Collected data
** BEGIN **

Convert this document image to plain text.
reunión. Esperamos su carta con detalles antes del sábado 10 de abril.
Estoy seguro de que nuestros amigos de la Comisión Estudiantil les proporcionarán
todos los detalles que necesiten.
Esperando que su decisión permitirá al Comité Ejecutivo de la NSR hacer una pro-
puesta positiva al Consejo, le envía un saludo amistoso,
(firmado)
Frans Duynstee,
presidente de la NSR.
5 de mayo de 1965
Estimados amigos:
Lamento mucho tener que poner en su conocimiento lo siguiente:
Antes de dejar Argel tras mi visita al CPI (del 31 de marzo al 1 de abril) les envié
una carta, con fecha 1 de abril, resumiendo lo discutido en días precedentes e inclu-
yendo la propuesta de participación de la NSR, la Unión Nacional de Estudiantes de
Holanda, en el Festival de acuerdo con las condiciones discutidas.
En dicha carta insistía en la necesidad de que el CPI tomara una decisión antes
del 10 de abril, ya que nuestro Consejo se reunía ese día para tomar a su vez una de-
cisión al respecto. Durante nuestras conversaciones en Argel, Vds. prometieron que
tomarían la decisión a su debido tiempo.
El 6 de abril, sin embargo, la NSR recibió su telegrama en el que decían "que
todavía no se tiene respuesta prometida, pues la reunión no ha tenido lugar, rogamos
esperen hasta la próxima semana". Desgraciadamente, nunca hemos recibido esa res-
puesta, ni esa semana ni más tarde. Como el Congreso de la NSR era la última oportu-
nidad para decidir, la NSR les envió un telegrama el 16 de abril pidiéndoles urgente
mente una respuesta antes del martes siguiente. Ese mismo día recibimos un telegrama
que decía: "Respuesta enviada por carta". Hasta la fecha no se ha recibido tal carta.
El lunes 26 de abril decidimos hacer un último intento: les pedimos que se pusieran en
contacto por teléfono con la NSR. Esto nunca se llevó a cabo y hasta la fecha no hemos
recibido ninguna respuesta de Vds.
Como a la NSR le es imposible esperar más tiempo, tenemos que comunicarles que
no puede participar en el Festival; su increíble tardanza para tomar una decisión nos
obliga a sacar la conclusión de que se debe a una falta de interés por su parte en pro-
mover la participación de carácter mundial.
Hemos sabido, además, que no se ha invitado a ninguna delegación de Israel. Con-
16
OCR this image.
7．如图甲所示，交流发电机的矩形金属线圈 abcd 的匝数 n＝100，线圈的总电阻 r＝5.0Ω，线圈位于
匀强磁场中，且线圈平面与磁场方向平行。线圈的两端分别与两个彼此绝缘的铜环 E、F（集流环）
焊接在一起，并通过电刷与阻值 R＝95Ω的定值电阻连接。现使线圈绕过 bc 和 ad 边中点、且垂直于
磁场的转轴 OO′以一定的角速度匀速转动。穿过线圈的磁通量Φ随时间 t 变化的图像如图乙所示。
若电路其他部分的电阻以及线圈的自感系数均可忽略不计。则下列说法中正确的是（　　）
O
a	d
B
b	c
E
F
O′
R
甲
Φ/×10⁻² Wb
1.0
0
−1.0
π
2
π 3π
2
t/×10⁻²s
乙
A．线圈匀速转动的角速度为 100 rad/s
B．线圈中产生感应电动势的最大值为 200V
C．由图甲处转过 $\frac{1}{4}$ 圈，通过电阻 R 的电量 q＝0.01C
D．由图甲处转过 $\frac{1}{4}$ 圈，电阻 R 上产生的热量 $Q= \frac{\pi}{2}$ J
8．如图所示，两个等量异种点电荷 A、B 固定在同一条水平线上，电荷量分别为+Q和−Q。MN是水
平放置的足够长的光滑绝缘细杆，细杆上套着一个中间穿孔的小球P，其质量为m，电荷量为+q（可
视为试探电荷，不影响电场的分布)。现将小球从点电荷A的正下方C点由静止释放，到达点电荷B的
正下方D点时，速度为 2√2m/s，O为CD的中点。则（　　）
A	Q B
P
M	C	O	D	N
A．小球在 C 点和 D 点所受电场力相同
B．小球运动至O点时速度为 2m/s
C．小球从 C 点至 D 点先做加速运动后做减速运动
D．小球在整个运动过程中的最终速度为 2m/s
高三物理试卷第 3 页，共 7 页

** END **

Exercise instructions: Extract every line above that contains the word "para".

Exercise result:
del 10 de abril, ya que nuestro Consejo se reunía ese día para tomar a su vez una de-
nidad para decidir, la NSR les envió un telegrama el 16 de abril pidiéndoles urgente
no puede participar en el Festival; su increíble tardanza para tomar una decisión nos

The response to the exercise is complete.